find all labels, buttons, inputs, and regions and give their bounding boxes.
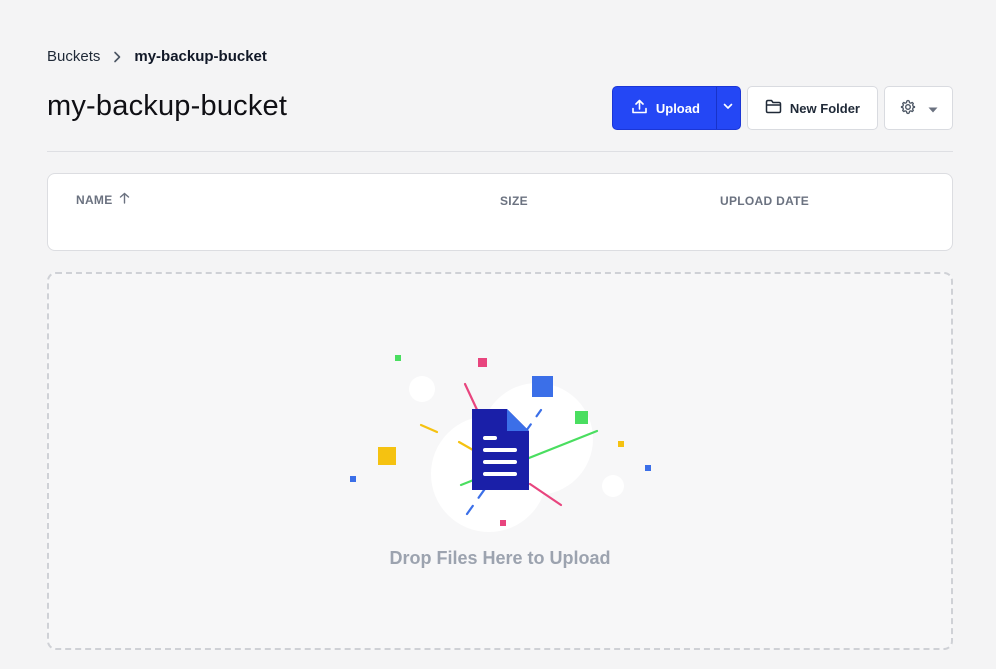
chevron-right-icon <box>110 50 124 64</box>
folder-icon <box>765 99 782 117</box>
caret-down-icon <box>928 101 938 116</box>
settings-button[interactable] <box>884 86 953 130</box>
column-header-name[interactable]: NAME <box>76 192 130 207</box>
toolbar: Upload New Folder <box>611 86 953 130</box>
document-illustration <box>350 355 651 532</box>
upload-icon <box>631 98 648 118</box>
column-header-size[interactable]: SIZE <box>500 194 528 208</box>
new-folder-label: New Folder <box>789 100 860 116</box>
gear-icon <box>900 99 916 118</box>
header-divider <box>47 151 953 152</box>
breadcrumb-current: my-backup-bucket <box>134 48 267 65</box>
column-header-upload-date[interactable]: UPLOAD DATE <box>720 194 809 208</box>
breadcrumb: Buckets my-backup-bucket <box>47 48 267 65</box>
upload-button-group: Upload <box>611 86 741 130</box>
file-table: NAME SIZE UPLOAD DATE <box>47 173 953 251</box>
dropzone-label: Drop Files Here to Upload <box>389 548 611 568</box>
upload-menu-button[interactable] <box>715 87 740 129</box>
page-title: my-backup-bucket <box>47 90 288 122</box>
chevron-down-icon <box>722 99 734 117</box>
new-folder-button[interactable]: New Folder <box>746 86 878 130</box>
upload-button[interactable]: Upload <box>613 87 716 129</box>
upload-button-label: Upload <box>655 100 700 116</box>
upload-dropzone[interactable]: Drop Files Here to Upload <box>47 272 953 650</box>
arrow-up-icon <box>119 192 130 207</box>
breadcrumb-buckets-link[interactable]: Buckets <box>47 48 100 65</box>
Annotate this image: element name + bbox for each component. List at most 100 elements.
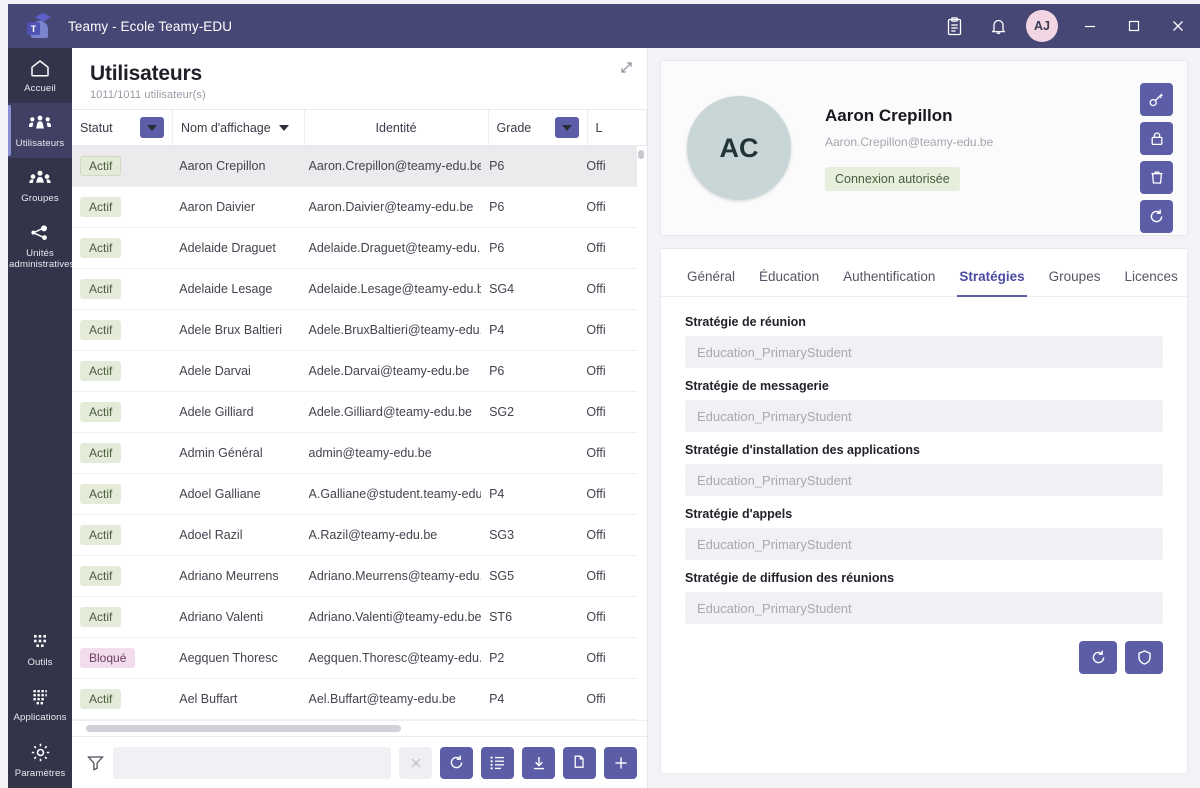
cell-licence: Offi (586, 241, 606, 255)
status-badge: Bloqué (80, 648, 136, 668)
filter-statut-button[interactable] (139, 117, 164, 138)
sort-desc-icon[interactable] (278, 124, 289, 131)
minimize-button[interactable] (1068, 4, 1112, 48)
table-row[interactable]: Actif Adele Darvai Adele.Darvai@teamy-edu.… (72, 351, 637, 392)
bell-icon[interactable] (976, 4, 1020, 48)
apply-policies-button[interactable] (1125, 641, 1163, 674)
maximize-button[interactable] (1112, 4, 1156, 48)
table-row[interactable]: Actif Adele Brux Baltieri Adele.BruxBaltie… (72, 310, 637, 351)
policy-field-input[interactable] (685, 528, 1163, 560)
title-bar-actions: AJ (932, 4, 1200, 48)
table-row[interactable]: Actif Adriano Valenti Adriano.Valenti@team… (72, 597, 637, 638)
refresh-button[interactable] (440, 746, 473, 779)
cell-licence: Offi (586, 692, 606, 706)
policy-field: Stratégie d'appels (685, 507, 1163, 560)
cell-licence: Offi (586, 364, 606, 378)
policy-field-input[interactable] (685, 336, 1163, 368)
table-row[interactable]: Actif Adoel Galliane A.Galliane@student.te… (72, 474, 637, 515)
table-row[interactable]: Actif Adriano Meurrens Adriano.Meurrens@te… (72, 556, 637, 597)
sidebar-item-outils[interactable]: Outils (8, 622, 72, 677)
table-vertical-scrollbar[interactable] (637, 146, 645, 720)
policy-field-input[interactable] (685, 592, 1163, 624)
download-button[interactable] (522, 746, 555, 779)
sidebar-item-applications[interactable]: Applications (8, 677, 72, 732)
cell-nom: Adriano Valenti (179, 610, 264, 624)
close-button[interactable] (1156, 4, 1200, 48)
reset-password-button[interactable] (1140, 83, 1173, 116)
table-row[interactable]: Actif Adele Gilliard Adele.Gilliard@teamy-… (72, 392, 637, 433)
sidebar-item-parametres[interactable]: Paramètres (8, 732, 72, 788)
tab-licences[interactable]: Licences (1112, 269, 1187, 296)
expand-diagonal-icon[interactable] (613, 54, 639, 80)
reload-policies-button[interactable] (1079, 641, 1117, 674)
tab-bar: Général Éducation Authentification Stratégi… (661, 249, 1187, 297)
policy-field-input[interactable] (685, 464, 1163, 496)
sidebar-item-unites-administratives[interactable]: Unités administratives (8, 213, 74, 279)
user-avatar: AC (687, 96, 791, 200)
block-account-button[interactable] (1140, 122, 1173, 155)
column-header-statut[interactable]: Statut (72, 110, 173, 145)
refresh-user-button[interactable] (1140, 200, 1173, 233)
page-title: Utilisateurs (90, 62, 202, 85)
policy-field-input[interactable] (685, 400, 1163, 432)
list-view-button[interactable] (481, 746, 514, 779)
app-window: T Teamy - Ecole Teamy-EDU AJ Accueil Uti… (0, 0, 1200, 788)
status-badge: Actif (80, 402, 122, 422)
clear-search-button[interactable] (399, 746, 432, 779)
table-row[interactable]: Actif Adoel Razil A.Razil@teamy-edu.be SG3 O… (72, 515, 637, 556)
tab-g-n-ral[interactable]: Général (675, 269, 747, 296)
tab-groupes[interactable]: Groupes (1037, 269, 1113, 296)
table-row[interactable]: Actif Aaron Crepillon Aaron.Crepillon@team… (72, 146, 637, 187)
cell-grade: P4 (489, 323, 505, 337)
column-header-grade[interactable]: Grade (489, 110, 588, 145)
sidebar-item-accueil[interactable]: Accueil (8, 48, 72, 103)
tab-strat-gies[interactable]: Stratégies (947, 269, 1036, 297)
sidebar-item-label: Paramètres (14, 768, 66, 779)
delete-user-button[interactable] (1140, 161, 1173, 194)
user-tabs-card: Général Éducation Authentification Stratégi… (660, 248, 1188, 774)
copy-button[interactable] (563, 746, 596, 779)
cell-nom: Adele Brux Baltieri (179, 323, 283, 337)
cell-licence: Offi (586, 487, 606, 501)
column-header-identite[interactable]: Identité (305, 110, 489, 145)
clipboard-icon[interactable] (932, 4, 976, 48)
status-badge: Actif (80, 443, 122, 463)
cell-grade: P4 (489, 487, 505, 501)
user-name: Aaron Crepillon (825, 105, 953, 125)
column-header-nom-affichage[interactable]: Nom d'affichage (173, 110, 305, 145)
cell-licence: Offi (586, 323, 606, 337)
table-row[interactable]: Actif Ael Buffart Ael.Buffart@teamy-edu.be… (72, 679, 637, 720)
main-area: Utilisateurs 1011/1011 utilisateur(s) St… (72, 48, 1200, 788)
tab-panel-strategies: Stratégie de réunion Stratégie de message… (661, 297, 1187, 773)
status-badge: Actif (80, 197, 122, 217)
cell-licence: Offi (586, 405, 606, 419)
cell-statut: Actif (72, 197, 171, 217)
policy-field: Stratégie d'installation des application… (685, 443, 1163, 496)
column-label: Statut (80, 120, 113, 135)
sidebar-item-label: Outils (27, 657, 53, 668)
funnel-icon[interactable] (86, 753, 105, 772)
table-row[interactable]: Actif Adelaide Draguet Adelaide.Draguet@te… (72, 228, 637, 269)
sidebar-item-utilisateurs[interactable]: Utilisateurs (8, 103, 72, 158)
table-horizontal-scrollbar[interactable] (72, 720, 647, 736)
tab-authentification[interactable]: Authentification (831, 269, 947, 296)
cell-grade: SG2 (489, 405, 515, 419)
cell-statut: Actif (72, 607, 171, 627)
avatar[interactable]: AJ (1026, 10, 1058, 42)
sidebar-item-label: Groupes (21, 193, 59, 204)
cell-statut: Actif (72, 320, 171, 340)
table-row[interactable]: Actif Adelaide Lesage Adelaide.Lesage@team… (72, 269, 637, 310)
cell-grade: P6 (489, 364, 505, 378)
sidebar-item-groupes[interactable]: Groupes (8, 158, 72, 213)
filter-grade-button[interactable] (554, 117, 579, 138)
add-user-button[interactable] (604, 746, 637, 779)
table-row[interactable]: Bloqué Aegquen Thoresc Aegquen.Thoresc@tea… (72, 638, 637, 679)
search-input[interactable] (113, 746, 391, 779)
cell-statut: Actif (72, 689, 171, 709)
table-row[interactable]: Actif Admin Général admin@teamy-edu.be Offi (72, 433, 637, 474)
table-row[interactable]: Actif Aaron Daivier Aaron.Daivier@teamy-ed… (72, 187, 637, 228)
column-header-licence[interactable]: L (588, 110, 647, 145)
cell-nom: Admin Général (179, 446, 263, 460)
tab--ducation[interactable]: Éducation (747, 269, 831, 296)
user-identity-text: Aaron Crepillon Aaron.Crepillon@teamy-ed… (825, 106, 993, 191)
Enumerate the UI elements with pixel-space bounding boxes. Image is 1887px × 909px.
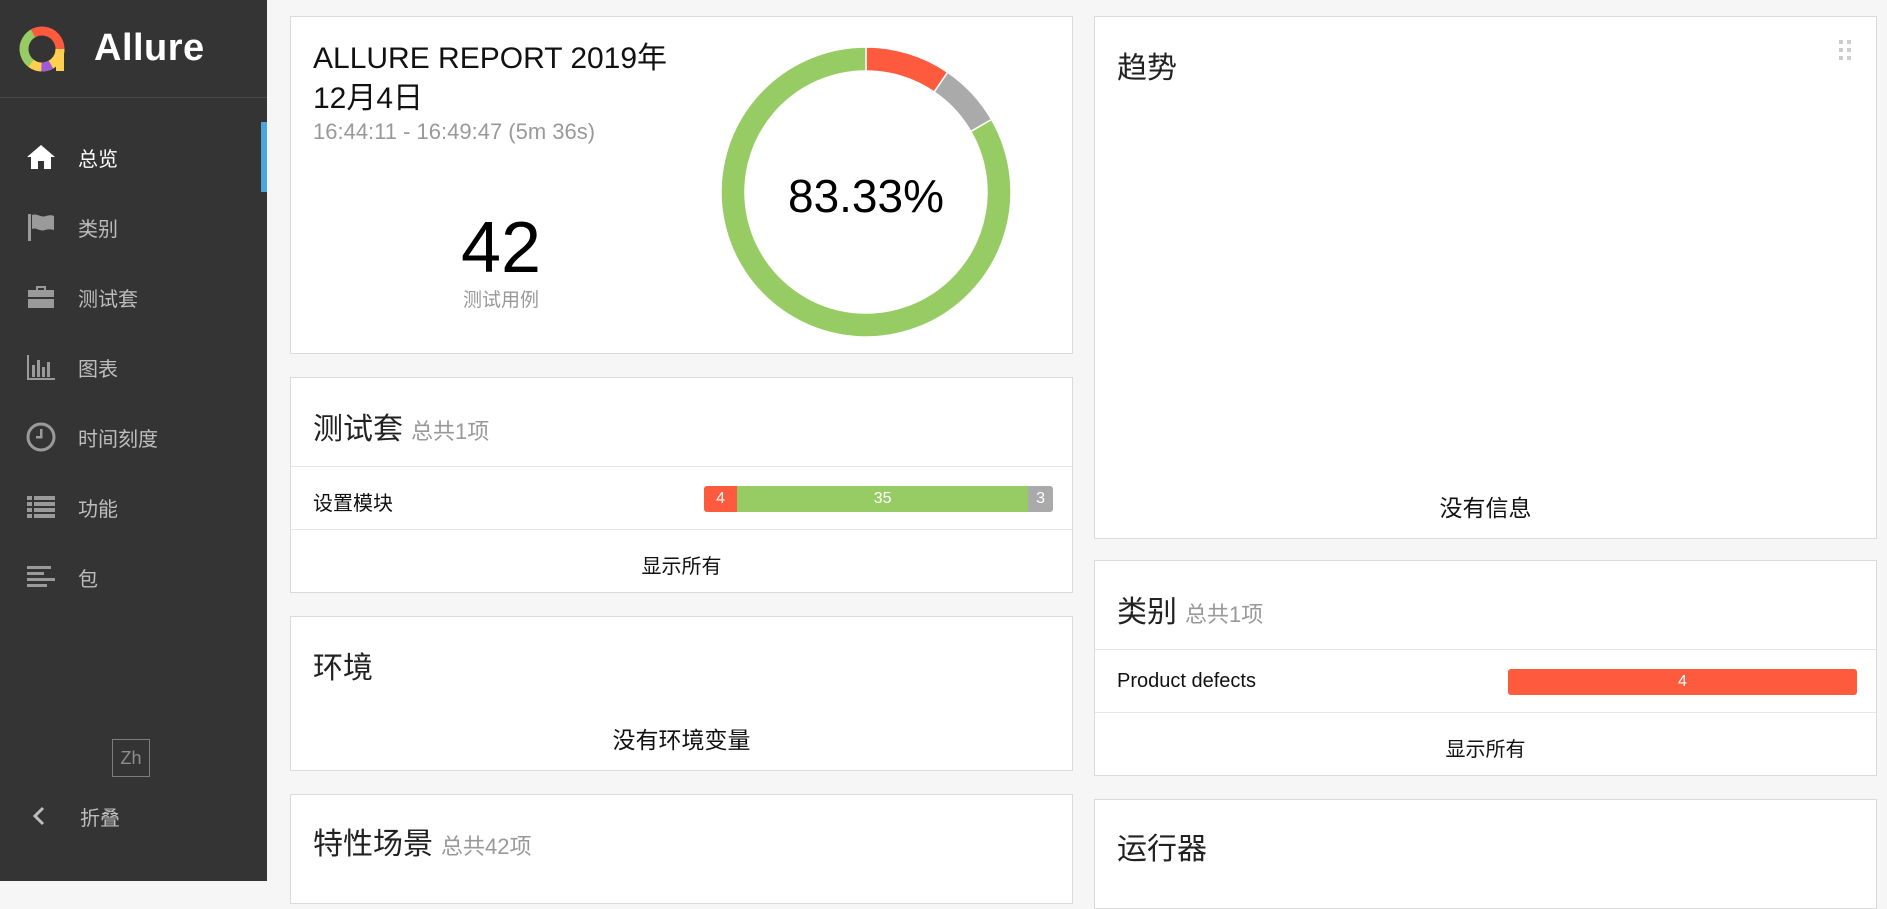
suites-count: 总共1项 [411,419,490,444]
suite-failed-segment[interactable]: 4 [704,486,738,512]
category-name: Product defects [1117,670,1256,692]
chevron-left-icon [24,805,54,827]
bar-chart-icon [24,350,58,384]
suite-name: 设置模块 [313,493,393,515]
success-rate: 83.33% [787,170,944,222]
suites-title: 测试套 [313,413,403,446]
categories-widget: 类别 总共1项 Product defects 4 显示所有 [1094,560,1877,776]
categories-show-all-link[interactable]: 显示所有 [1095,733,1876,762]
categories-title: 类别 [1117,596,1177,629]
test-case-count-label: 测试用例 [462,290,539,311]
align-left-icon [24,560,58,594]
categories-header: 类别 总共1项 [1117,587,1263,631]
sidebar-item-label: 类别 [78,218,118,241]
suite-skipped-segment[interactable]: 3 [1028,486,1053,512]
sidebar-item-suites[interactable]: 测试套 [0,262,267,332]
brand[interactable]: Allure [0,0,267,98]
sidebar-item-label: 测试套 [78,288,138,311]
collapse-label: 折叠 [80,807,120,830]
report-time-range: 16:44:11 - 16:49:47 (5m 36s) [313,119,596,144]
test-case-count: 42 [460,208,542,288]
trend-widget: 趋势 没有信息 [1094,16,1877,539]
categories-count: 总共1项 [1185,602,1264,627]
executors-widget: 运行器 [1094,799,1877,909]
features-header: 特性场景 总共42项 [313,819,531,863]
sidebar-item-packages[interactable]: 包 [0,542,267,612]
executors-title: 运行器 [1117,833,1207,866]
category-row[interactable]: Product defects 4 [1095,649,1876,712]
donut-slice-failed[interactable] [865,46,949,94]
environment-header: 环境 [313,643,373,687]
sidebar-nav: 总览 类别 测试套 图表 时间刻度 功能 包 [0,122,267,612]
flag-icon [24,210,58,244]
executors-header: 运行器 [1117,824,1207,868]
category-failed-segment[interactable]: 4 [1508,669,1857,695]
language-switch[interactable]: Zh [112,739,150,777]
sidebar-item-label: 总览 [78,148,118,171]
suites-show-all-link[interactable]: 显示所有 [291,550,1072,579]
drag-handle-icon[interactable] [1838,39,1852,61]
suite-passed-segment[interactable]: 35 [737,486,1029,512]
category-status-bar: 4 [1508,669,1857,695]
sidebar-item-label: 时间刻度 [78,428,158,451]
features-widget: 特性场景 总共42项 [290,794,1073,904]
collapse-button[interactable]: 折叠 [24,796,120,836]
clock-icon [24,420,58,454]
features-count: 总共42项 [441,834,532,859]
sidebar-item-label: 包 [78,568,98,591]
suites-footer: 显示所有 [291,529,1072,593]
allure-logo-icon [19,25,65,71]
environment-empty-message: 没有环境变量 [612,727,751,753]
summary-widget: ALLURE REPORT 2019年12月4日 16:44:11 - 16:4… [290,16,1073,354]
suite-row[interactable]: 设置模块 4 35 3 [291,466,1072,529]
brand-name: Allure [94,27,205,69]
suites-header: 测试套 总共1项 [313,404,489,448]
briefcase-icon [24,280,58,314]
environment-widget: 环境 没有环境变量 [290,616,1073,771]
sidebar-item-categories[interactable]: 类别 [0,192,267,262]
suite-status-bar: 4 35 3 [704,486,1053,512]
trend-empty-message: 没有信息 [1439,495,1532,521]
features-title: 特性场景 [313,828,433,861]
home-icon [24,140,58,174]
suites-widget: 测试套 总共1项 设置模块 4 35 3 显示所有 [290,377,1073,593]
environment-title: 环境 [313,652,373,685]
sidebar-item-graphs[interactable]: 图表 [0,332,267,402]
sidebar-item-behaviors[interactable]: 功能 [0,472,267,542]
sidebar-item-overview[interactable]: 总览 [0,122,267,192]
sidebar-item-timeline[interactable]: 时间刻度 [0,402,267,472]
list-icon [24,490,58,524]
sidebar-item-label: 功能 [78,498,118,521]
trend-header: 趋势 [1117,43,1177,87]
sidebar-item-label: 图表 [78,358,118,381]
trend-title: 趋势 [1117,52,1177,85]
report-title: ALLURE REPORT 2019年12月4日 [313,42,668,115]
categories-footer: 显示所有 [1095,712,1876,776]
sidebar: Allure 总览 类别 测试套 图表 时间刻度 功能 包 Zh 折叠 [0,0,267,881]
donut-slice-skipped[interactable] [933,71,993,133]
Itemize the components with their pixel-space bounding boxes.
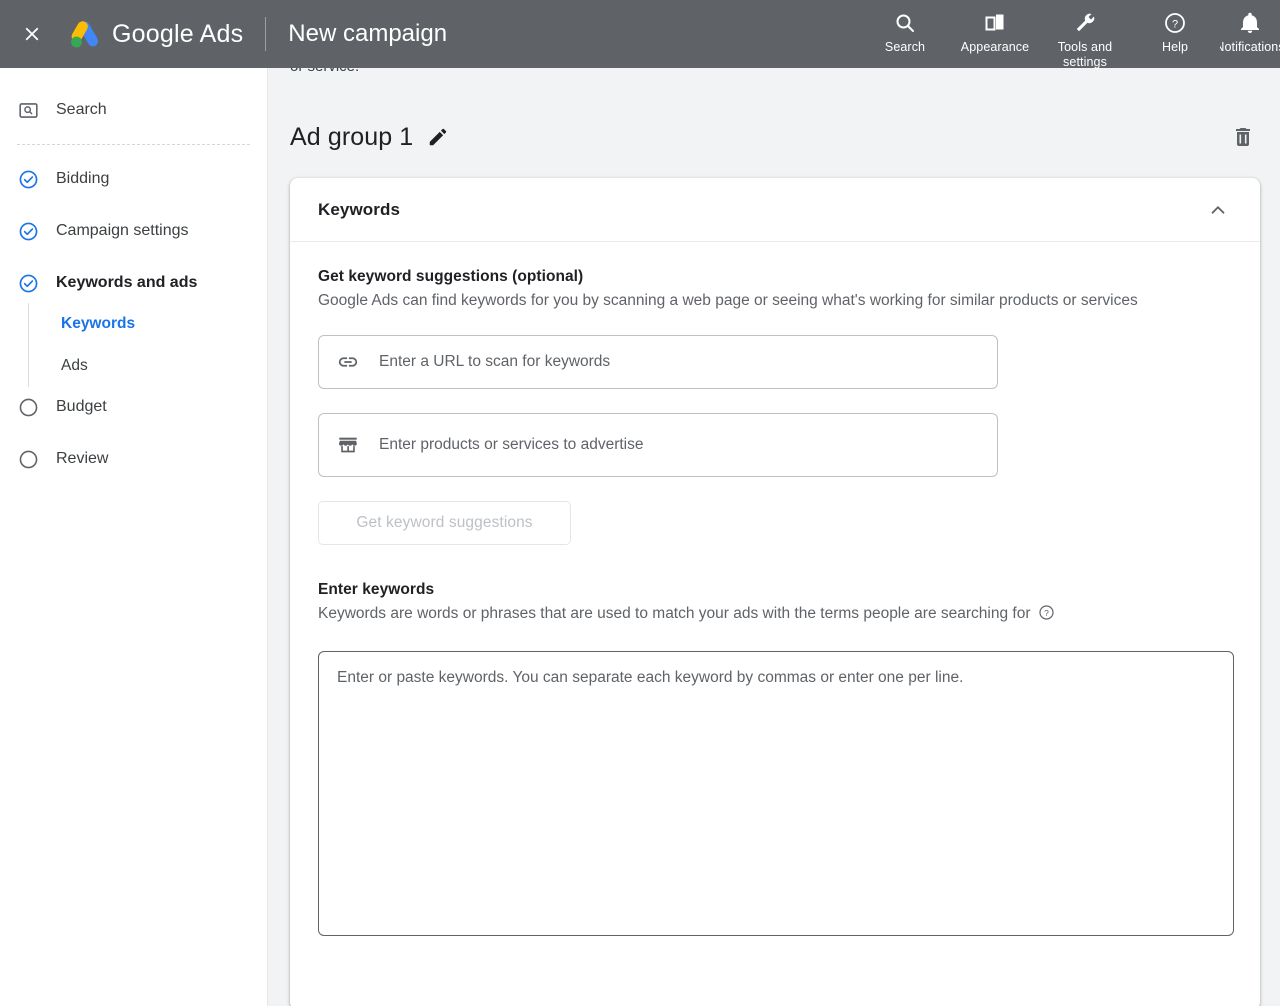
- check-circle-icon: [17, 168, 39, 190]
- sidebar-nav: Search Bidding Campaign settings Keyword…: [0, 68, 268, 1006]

Directive: From the data, copy out again every line starting at the one containing "suites-count: 总共1项 [411,419,490,444]" and ending at the one containing "categories-show-all-link[interactable]: 显示所有 [1095,733,1876,762]".

Answer to this exercise:
suites-count: 总共1项 [411,419,490,444]
suite-failed-segment[interactable]: 4 [704,486,738,512]
category-name: Product defects [1117,670,1256,692]
chevron-left-icon [24,805,54,827]
bar-chart-icon [24,350,58,384]
suite-name: 设置模块 [313,493,393,515]
success-rate: 83.33% [787,170,944,222]
suites-title: 测试套 [313,413,403,446]
categories-widget: 类别 总共1项 Product defects 4 显示所有 [1094,560,1877,776]
categories-show-all-link[interactable]: 显示所有 [1095,733,1876,762]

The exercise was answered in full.